What you need to do: Copy every entry word for word. Skip the pictures.

Information shown:
— begin —
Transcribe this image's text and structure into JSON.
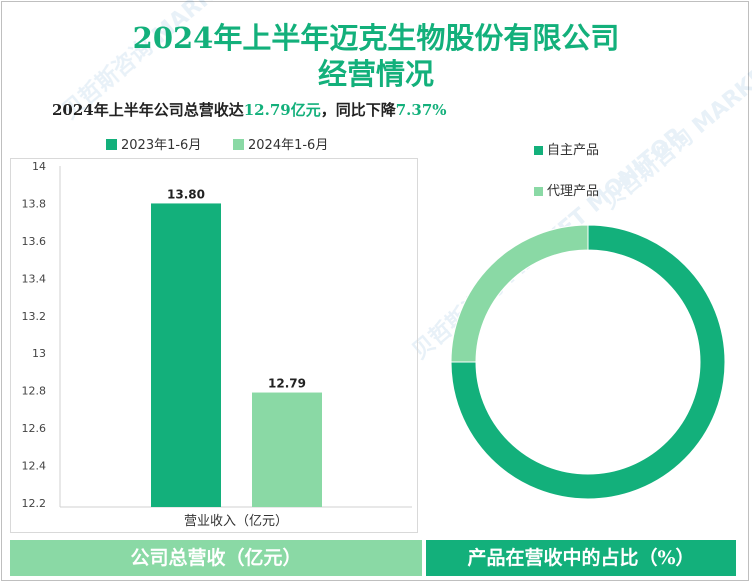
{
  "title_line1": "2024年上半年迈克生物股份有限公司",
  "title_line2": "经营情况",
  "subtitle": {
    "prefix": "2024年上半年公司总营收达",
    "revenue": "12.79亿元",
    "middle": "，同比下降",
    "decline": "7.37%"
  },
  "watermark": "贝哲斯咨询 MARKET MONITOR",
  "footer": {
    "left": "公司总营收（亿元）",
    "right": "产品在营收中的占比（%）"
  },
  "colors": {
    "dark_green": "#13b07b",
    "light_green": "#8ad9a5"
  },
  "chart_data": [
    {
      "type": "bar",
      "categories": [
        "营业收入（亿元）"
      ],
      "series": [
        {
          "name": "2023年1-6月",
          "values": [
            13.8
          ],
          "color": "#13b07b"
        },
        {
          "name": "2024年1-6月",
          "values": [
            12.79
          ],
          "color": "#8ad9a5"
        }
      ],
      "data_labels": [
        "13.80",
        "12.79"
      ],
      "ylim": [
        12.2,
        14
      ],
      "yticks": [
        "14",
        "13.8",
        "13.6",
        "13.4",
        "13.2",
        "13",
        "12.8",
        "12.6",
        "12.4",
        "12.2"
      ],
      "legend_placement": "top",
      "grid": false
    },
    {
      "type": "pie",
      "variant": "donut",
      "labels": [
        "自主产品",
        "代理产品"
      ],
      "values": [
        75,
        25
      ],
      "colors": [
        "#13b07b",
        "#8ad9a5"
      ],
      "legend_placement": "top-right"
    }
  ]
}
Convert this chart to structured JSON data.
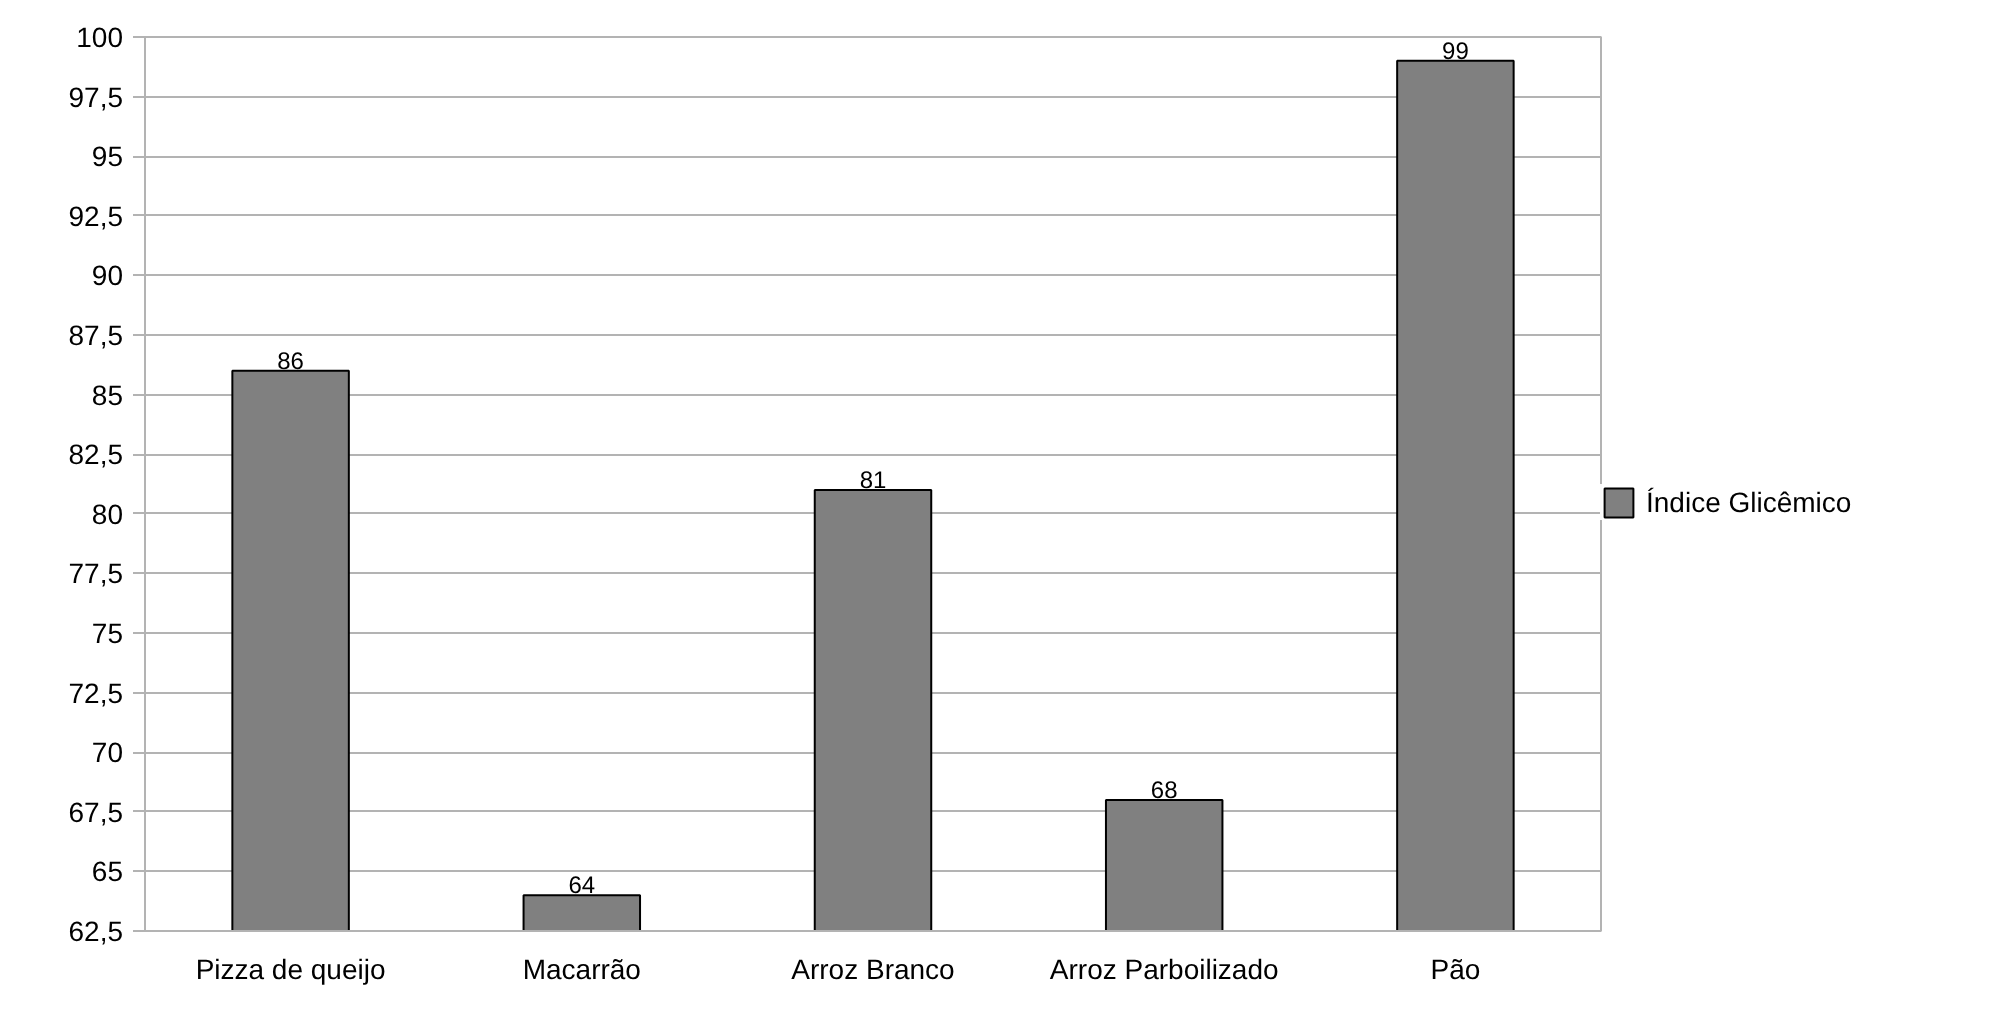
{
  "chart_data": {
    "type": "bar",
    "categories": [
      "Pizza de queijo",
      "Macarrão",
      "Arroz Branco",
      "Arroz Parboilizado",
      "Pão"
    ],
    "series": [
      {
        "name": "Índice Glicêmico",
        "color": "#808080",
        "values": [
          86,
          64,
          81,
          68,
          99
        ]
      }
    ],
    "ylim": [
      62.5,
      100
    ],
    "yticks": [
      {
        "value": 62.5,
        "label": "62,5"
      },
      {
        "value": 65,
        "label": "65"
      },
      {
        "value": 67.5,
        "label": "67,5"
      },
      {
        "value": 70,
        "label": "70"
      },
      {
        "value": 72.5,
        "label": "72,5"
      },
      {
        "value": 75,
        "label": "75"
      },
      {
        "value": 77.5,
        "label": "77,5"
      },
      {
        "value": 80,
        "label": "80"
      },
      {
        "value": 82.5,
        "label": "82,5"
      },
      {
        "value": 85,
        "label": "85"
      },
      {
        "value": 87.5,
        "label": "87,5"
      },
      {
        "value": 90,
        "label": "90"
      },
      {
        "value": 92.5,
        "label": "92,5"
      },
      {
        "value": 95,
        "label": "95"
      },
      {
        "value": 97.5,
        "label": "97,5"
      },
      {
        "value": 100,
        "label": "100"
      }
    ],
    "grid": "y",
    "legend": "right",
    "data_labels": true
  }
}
— end —
Task response:
Transcribe this image's text and structure into JSON.
{
  "title_line1": "2024年上半年迈克生物股份有限公司",
  "title_line2": "经营情况",
  "subtitle": {
    "prefix": "2024年上半年公司总营收达",
    "revenue": "12.79亿元",
    "middle": "，同比下降",
    "decline": "7.37%"
  },
  "watermark": "贝哲斯咨询 MARKET MONITOR",
  "footer": {
    "left": "公司总营收（亿元）",
    "right": "产品在营收中的占比（%）"
  },
  "colors": {
    "dark_green": "#13b07b",
    "light_green": "#8ad9a5"
  },
  "chart_data": [
    {
      "type": "bar",
      "categories": [
        "营业收入（亿元）"
      ],
      "series": [
        {
          "name": "2023年1-6月",
          "values": [
            13.8
          ],
          "color": "#13b07b"
        },
        {
          "name": "2024年1-6月",
          "values": [
            12.79
          ],
          "color": "#8ad9a5"
        }
      ],
      "data_labels": [
        "13.80",
        "12.79"
      ],
      "ylim": [
        12.2,
        14
      ],
      "yticks": [
        "14",
        "13.8",
        "13.6",
        "13.4",
        "13.2",
        "13",
        "12.8",
        "12.6",
        "12.4",
        "12.2"
      ],
      "legend_placement": "top",
      "grid": false
    },
    {
      "type": "pie",
      "variant": "donut",
      "labels": [
        "自主产品",
        "代理产品"
      ],
      "values": [
        75,
        25
      ],
      "colors": [
        "#13b07b",
        "#8ad9a5"
      ],
      "legend_placement": "top-right"
    }
  ]
}
Convert this chart to structured JSON data.
{
  "chart_data": {
    "type": "bar",
    "categories": [
      "Pizza de queijo",
      "Macarrão",
      "Arroz Branco",
      "Arroz Parboilizado",
      "Pão"
    ],
    "series": [
      {
        "name": "Índice Glicêmico",
        "color": "#808080",
        "values": [
          86,
          64,
          81,
          68,
          99
        ]
      }
    ],
    "ylim": [
      62.5,
      100
    ],
    "yticks": [
      {
        "value": 62.5,
        "label": "62,5"
      },
      {
        "value": 65,
        "label": "65"
      },
      {
        "value": 67.5,
        "label": "67,5"
      },
      {
        "value": 70,
        "label": "70"
      },
      {
        "value": 72.5,
        "label": "72,5"
      },
      {
        "value": 75,
        "label": "75"
      },
      {
        "value": 77.5,
        "label": "77,5"
      },
      {
        "value": 80,
        "label": "80"
      },
      {
        "value": 82.5,
        "label": "82,5"
      },
      {
        "value": 85,
        "label": "85"
      },
      {
        "value": 87.5,
        "label": "87,5"
      },
      {
        "value": 90,
        "label": "90"
      },
      {
        "value": 92.5,
        "label": "92,5"
      },
      {
        "value": 95,
        "label": "95"
      },
      {
        "value": 97.5,
        "label": "97,5"
      },
      {
        "value": 100,
        "label": "100"
      }
    ],
    "grid": "y",
    "legend": "right",
    "data_labels": true
  }
}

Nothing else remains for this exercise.